Exercise details: Exclude the pictures and retype the entries as written.

Dataset items:
========================================

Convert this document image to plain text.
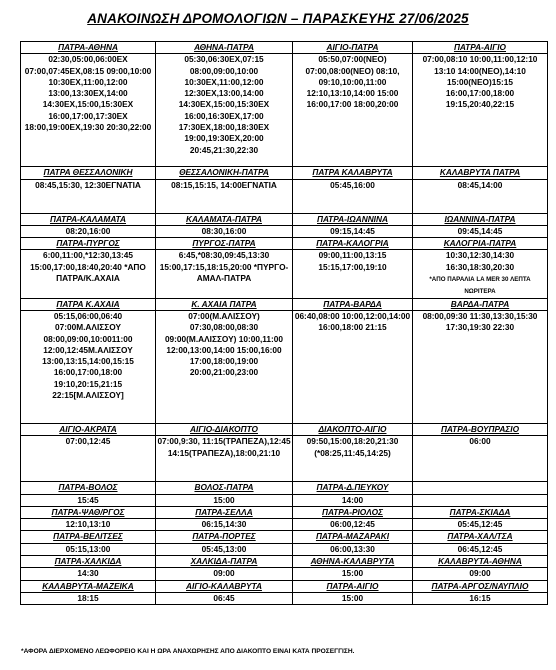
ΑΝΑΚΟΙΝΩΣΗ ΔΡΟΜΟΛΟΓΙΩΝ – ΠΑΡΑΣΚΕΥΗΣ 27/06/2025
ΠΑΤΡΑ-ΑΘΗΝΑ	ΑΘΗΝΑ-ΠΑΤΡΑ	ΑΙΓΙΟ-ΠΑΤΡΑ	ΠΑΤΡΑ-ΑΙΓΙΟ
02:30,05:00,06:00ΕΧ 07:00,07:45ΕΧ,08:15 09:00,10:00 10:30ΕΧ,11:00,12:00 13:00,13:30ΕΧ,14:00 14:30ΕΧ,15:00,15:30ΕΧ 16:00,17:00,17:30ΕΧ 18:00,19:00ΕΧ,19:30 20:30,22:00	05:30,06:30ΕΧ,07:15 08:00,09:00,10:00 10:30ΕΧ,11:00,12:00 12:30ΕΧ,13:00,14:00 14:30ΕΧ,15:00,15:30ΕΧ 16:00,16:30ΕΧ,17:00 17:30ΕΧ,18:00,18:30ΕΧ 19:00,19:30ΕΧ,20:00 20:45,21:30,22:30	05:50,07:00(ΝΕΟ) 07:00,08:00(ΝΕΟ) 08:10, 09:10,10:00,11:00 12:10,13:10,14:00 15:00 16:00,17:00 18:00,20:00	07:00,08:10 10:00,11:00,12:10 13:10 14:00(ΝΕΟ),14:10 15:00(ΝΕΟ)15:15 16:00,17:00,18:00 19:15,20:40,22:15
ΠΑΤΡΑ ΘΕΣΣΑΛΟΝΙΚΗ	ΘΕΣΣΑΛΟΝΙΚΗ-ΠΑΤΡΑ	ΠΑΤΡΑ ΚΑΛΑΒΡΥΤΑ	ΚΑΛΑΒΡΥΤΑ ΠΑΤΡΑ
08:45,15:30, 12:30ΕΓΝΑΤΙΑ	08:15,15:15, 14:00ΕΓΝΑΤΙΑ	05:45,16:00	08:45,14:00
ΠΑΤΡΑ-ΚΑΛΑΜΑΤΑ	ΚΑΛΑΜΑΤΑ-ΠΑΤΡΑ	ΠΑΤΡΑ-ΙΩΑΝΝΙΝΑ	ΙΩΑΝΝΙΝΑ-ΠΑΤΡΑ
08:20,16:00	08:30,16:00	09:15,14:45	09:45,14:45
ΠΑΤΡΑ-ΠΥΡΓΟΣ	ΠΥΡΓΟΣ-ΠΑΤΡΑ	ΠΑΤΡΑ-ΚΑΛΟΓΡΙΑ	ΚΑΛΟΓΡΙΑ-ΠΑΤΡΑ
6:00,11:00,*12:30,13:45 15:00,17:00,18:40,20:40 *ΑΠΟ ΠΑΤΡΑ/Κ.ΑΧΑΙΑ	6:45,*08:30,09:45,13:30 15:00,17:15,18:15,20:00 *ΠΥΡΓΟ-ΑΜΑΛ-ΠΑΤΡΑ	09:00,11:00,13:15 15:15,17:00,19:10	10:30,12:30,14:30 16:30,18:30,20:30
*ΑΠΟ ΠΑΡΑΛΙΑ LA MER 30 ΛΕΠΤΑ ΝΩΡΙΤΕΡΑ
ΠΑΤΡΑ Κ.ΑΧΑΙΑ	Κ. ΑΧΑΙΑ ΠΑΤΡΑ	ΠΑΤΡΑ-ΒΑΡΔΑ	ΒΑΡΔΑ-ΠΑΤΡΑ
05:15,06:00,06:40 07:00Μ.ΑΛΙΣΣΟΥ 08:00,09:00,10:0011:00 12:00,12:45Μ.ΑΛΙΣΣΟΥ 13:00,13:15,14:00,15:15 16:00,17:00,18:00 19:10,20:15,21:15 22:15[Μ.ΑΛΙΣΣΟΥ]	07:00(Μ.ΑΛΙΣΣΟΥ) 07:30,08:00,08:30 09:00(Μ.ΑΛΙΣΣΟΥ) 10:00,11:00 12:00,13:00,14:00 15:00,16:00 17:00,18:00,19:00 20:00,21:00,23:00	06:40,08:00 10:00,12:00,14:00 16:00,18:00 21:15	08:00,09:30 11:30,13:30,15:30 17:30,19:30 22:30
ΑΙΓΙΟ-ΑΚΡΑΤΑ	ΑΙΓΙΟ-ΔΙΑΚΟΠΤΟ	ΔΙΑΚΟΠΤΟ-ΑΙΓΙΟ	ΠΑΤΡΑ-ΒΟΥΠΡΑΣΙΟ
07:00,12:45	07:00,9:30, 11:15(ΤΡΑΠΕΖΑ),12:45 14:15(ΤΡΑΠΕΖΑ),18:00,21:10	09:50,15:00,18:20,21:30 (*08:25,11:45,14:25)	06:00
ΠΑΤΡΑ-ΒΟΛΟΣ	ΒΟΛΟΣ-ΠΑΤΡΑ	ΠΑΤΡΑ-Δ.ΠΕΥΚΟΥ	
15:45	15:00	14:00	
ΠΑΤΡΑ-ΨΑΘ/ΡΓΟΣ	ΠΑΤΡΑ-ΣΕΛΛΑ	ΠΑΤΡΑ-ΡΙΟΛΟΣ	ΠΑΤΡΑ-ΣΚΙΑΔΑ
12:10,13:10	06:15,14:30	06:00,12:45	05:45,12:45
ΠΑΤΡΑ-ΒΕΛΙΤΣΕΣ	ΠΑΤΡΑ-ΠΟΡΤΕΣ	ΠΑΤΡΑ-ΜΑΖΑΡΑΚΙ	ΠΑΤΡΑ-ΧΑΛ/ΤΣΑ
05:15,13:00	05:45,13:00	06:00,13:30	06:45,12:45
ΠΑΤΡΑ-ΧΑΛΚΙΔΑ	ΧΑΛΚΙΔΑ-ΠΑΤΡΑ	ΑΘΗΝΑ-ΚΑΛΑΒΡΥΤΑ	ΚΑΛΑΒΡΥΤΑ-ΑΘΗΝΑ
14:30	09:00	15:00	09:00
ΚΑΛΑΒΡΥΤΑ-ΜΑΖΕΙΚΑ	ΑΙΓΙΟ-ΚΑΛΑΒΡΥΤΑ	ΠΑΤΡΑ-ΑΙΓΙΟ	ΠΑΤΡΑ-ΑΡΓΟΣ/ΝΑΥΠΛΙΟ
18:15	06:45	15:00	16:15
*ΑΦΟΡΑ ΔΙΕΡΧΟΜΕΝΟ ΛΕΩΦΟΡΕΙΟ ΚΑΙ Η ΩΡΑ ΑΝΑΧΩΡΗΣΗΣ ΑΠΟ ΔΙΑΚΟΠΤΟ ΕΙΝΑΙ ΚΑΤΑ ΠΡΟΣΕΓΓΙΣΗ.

========================================

Written answer:
Convert this document image to plain text.
ΑΝΑΚΟΙΝΩΣΗ ΔΡΟΜΟΛΟΓΙΩΝ – ΠΑΡΑΣΚΕΥΗΣ 27/06/2025
ΠΑΤΡΑ-ΑΘΗΝΑ	ΑΘΗΝΑ-ΠΑΤΡΑ	ΑΙΓΙΟ-ΠΑΤΡΑ	ΠΑΤΡΑ-ΑΙΓΙΟ
02:30,05:00,06:00ΕΧ 07:00,07:45ΕΧ,08:15 09:00,10:00 10:30ΕΧ,11:00,12:00 13:00,13:30ΕΧ,14:00 14:30ΕΧ,15:00,15:30ΕΧ 16:00,17:00,17:30ΕΧ 18:00,19:00ΕΧ,19:30 20:30,22:00	05:30,06:30ΕΧ,07:15 08:00,09:00,10:00 10:30ΕΧ,11:00,12:00 12:30ΕΧ,13:00,14:00 14:30ΕΧ,15:00,15:30ΕΧ 16:00,16:30ΕΧ,17:00 17:30ΕΧ,18:00,18:30ΕΧ 19:00,19:30ΕΧ,20:00 20:45,21:30,22:30	05:50,07:00(ΝΕΟ) 07:00,08:00(ΝΕΟ) 08:10, 09:10,10:00,11:00 12:10,13:10,14:00 15:00 16:00,17:00 18:00,20:00	07:00,08:10 10:00,11:00,12:10 13:10 14:00(ΝΕΟ),14:10 15:00(ΝΕΟ)15:15 16:00,17:00,18:00 19:15,20:40,22:15
ΠΑΤΡΑ ΘΕΣΣΑΛΟΝΙΚΗ	ΘΕΣΣΑΛΟΝΙΚΗ-ΠΑΤΡΑ	ΠΑΤΡΑ ΚΑΛΑΒΡΥΤΑ	ΚΑΛΑΒΡΥΤΑ ΠΑΤΡΑ
08:45,15:30, 12:30ΕΓΝΑΤΙΑ	08:15,15:15, 14:00ΕΓΝΑΤΙΑ	05:45,16:00	08:45,14:00
ΠΑΤΡΑ-ΚΑΛΑΜΑΤΑ	ΚΑΛΑΜΑΤΑ-ΠΑΤΡΑ	ΠΑΤΡΑ-ΙΩΑΝΝΙΝΑ	ΙΩΑΝΝΙΝΑ-ΠΑΤΡΑ
08:20,16:00	08:30,16:00	09:15,14:45	09:45,14:45
ΠΑΤΡΑ-ΠΥΡΓΟΣ	ΠΥΡΓΟΣ-ΠΑΤΡΑ	ΠΑΤΡΑ-ΚΑΛΟΓΡΙΑ	ΚΑΛΟΓΡΙΑ-ΠΑΤΡΑ
6:00,11:00,*12:30,13:45 15:00,17:00,18:40,20:40 *ΑΠΟ ΠΑΤΡΑ/Κ.ΑΧΑΙΑ	6:45,*08:30,09:45,13:30 15:00,17:15,18:15,20:00 *ΠΥΡΓΟ-ΑΜΑΛ-ΠΑΤΡΑ	09:00,11:00,13:15 15:15,17:00,19:10	10:30,12:30,14:30 16:30,18:30,20:30
*ΑΠΟ ΠΑΡΑΛΙΑ LA MER 30 ΛΕΠΤΑ ΝΩΡΙΤΕΡΑ
ΠΑΤΡΑ Κ.ΑΧΑΙΑ	Κ. ΑΧΑΙΑ ΠΑΤΡΑ	ΠΑΤΡΑ-ΒΑΡΔΑ	ΒΑΡΔΑ-ΠΑΤΡΑ
05:15,06:00,06:40 07:00Μ.ΑΛΙΣΣΟΥ 08:00,09:00,10:0011:00 12:00,12:45Μ.ΑΛΙΣΣΟΥ 13:00,13:15,14:00,15:15 16:00,17:00,18:00 19:10,20:15,21:15 22:15[Μ.ΑΛΙΣΣΟΥ]	07:00(Μ.ΑΛΙΣΣΟΥ) 07:30,08:00,08:30 09:00(Μ.ΑΛΙΣΣΟΥ) 10:00,11:00 12:00,13:00,14:00 15:00,16:00 17:00,18:00,19:00 20:00,21:00,23:00	06:40,08:00 10:00,12:00,14:00 16:00,18:00 21:15	08:00,09:30 11:30,13:30,15:30 17:30,19:30 22:30
ΑΙΓΙΟ-ΑΚΡΑΤΑ	ΑΙΓΙΟ-ΔΙΑΚΟΠΤΟ	ΔΙΑΚΟΠΤΟ-ΑΙΓΙΟ	ΠΑΤΡΑ-ΒΟΥΠΡΑΣΙΟ
07:00,12:45	07:00,9:30, 11:15(ΤΡΑΠΕΖΑ),12:45 14:15(ΤΡΑΠΕΖΑ),18:00,21:10	09:50,15:00,18:20,21:30 (*08:25,11:45,14:25)	06:00
ΠΑΤΡΑ-ΒΟΛΟΣ	ΒΟΛΟΣ-ΠΑΤΡΑ	ΠΑΤΡΑ-Δ.ΠΕΥΚΟΥ	
15:45	15:00	14:00	
ΠΑΤΡΑ-ΨΑΘ/ΡΓΟΣ	ΠΑΤΡΑ-ΣΕΛΛΑ	ΠΑΤΡΑ-ΡΙΟΛΟΣ	ΠΑΤΡΑ-ΣΚΙΑΔΑ
12:10,13:10	06:15,14:30	06:00,12:45	05:45,12:45
ΠΑΤΡΑ-ΒΕΛΙΤΣΕΣ	ΠΑΤΡΑ-ΠΟΡΤΕΣ	ΠΑΤΡΑ-ΜΑΖΑΡΑΚΙ	ΠΑΤΡΑ-ΧΑΛ/ΤΣΑ
05:15,13:00	05:45,13:00	06:00,13:30	06:45,12:45
ΠΑΤΡΑ-ΧΑΛΚΙΔΑ	ΧΑΛΚΙΔΑ-ΠΑΤΡΑ	ΑΘΗΝΑ-ΚΑΛΑΒΡΥΤΑ	ΚΑΛΑΒΡΥΤΑ-ΑΘΗΝΑ
14:30	09:00	15:00	09:00
ΚΑΛΑΒΡΥΤΑ-ΜΑΖΕΙΚΑ	ΑΙΓΙΟ-ΚΑΛΑΒΡΥΤΑ	ΠΑΤΡΑ-ΑΙΓΙΟ	ΠΑΤΡΑ-ΑΡΓΟΣ/ΝΑΥΠΛΙΟ
18:15	06:45	15:00	16:15
*ΑΦΟΡΑ ΔΙΕΡΧΟΜΕΝΟ ΛΕΩΦΟΡΕΙΟ ΚΑΙ Η ΩΡΑ ΑΝΑΧΩΡΗΣΗΣ ΑΠΟ ΔΙΑΚΟΠΤΟ ΕΙΝΑΙ ΚΑΤΑ ΠΡΟΣΕΓΓΙΣΗ.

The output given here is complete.